::: Input material :::

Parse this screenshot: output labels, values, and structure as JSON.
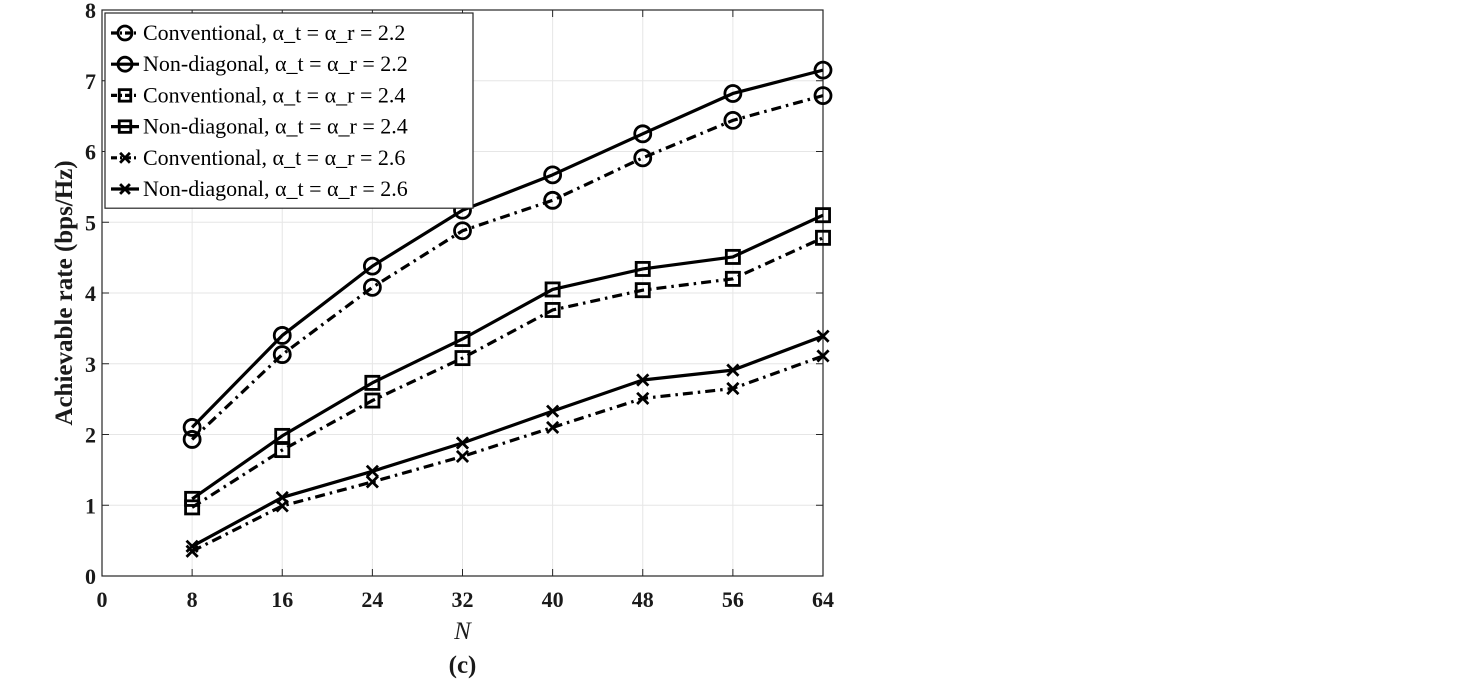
{
  "chart_data": {
    "type": "line",
    "title": "",
    "xlabel": "N",
    "ylabel": "Achievable rate (bps/Hz)",
    "caption": "(c)",
    "xlim": [
      0,
      64
    ],
    "ylim": [
      0,
      8
    ],
    "xticks": [
      0,
      8,
      16,
      24,
      32,
      40,
      48,
      56,
      64
    ],
    "yticks": [
      0,
      1,
      2,
      3,
      4,
      5,
      6,
      7,
      8
    ],
    "grid": true,
    "legend_position": "top-left",
    "x": [
      8,
      16,
      24,
      32,
      40,
      48,
      56,
      64
    ],
    "series": [
      {
        "name": "Conventional, α_t = α_r = 2.2",
        "style": "dash-dot",
        "marker": "circle",
        "values": [
          1.93,
          3.13,
          4.08,
          4.88,
          5.31,
          5.91,
          6.44,
          6.79
        ]
      },
      {
        "name": "Non-diagonal, α_t = α_r = 2.2",
        "style": "solid",
        "marker": "circle",
        "values": [
          2.1,
          3.4,
          4.38,
          5.17,
          5.67,
          6.25,
          6.82,
          7.15
        ]
      },
      {
        "name": "Conventional, α_t = α_r = 2.4",
        "style": "dash-dot",
        "marker": "square",
        "values": [
          0.97,
          1.78,
          2.48,
          3.08,
          3.76,
          4.04,
          4.2,
          4.78
        ]
      },
      {
        "name": "Non-diagonal, α_t = α_r = 2.4",
        "style": "solid",
        "marker": "square",
        "values": [
          1.09,
          1.98,
          2.73,
          3.35,
          4.05,
          4.34,
          4.51,
          5.1
        ]
      },
      {
        "name": "Conventional, α_t = α_r = 2.6",
        "style": "dash-dot",
        "marker": "x",
        "values": [
          0.35,
          0.99,
          1.33,
          1.69,
          2.1,
          2.51,
          2.65,
          3.11
        ]
      },
      {
        "name": "Non-diagonal, α_t = α_r = 2.6",
        "style": "solid",
        "marker": "x",
        "values": [
          0.42,
          1.11,
          1.48,
          1.88,
          2.33,
          2.77,
          2.91,
          3.39
        ]
      }
    ],
    "line_color": "#000000",
    "grid_color": "#e6e6e6"
  }
}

:::

Quote all the lines above exactly as given. Do not include the pictures.

Parse this screenshot: output labels, values, and structure as JSON.
{
  "chart_data": {
    "type": "line",
    "title": "",
    "xlabel": "N",
    "ylabel": "Achievable rate (bps/Hz)",
    "caption": "(c)",
    "xlim": [
      0,
      64
    ],
    "ylim": [
      0,
      8
    ],
    "xticks": [
      0,
      8,
      16,
      24,
      32,
      40,
      48,
      56,
      64
    ],
    "yticks": [
      0,
      1,
      2,
      3,
      4,
      5,
      6,
      7,
      8
    ],
    "grid": true,
    "legend_position": "top-left",
    "x": [
      8,
      16,
      24,
      32,
      40,
      48,
      56,
      64
    ],
    "series": [
      {
        "name": "Conventional, α_t = α_r = 2.2",
        "style": "dash-dot",
        "marker": "circle",
        "values": [
          1.93,
          3.13,
          4.08,
          4.88,
          5.31,
          5.91,
          6.44,
          6.79
        ]
      },
      {
        "name": "Non-diagonal, α_t = α_r = 2.2",
        "style": "solid",
        "marker": "circle",
        "values": [
          2.1,
          3.4,
          4.38,
          5.17,
          5.67,
          6.25,
          6.82,
          7.15
        ]
      },
      {
        "name": "Conventional, α_t = α_r = 2.4",
        "style": "dash-dot",
        "marker": "square",
        "values": [
          0.97,
          1.78,
          2.48,
          3.08,
          3.76,
          4.04,
          4.2,
          4.78
        ]
      },
      {
        "name": "Non-diagonal, α_t = α_r = 2.4",
        "style": "solid",
        "marker": "square",
        "values": [
          1.09,
          1.98,
          2.73,
          3.35,
          4.05,
          4.34,
          4.51,
          5.1
        ]
      },
      {
        "name": "Conventional, α_t = α_r = 2.6",
        "style": "dash-dot",
        "marker": "x",
        "values": [
          0.35,
          0.99,
          1.33,
          1.69,
          2.1,
          2.51,
          2.65,
          3.11
        ]
      },
      {
        "name": "Non-diagonal, α_t = α_r = 2.6",
        "style": "solid",
        "marker": "x",
        "values": [
          0.42,
          1.11,
          1.48,
          1.88,
          2.33,
          2.77,
          2.91,
          3.39
        ]
      }
    ],
    "line_color": "#000000",
    "grid_color": "#e6e6e6"
  }
}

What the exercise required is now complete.